▶ Goal: Quote each record exactly, please, leaving none out.

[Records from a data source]
- - - -

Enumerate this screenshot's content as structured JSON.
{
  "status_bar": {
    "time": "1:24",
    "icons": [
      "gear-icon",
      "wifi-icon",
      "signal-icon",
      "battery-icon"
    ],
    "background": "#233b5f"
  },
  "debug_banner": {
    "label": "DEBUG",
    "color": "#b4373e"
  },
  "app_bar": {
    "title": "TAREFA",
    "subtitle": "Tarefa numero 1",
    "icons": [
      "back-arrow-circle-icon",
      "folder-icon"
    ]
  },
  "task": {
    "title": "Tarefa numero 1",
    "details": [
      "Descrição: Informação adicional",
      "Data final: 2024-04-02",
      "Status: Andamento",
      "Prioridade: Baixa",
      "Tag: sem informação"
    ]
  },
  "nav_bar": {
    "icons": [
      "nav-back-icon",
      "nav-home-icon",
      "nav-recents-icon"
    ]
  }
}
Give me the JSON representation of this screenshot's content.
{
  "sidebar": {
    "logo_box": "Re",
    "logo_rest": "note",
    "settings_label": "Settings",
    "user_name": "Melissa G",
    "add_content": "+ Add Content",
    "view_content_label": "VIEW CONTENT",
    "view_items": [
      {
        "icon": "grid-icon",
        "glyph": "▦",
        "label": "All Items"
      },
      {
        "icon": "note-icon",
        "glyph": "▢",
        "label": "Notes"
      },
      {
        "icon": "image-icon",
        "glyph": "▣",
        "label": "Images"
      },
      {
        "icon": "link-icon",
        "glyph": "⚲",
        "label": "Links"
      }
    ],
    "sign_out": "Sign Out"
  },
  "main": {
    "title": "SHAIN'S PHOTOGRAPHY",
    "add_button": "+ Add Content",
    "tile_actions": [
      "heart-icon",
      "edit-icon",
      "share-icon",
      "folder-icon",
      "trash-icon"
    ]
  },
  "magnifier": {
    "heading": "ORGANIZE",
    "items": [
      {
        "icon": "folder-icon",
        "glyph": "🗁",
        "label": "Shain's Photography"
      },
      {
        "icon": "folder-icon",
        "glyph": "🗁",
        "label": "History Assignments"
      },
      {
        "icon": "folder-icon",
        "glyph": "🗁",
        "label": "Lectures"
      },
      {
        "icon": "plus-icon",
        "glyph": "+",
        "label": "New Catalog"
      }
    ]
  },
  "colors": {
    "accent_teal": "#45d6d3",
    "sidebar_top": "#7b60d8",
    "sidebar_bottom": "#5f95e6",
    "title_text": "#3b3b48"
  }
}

- - - -

▶ Solution:
Enumerate this screenshot's content as structured JSON.
{
  "status_bar": {
    "time": "1:24",
    "icons": [
      "gear-icon",
      "wifi-icon",
      "signal-icon",
      "battery-icon"
    ],
    "background": "#233b5f"
  },
  "debug_banner": {
    "label": "DEBUG",
    "color": "#b4373e"
  },
  "app_bar": {
    "title": "TAREFA",
    "subtitle": "Tarefa numero 1",
    "icons": [
      "back-arrow-circle-icon",
      "folder-icon"
    ]
  },
  "task": {
    "title": "Tarefa numero 1",
    "details": [
      "Descrição: Informação adicional",
      "Data final: 2024-04-02",
      "Status: Andamento",
      "Prioridade: Baixa",
      "Tag: sem informação"
    ]
  },
  "nav_bar": {
    "icons": [
      "nav-back-icon",
      "nav-home-icon",
      "nav-recents-icon"
    ]
  }
}
Give me the JSON representation of this screenshot's content.
{
  "sidebar": {
    "logo_box": "Re",
    "logo_rest": "note",
    "settings_label": "Settings",
    "user_name": "Melissa G",
    "add_content": "+ Add Content",
    "view_content_label": "VIEW CONTENT",
    "view_items": [
      {
        "icon": "grid-icon",
        "glyph": "▦",
        "label": "All Items"
      },
      {
        "icon": "note-icon",
        "glyph": "▢",
        "label": "Notes"
      },
      {
        "icon": "image-icon",
        "glyph": "▣",
        "label": "Images"
      },
      {
        "icon": "link-icon",
        "glyph": "⚲",
        "label": "Links"
      }
    ],
    "sign_out": "Sign Out"
  },
  "main": {
    "title": "SHAIN'S PHOTOGRAPHY",
    "add_button": "+ Add Content",
    "tile_actions": [
      "heart-icon",
      "edit-icon",
      "share-icon",
      "folder-icon",
      "trash-icon"
    ]
  },
  "magnifier": {
    "heading": "ORGANIZE",
    "items": [
      {
        "icon": "folder-icon",
        "glyph": "🗁",
        "label": "Shain's Photography"
      },
      {
        "icon": "folder-icon",
        "glyph": "🗁",
        "label": "History Assignments"
      },
      {
        "icon": "folder-icon",
        "glyph": "🗁",
        "label": "Lectures"
      },
      {
        "icon": "plus-icon",
        "glyph": "+",
        "label": "New Catalog"
      }
    ]
  },
  "colors": {
    "accent_teal": "#45d6d3",
    "sidebar_top": "#7b60d8",
    "sidebar_bottom": "#5f95e6",
    "title_text": "#3b3b48"
  }
}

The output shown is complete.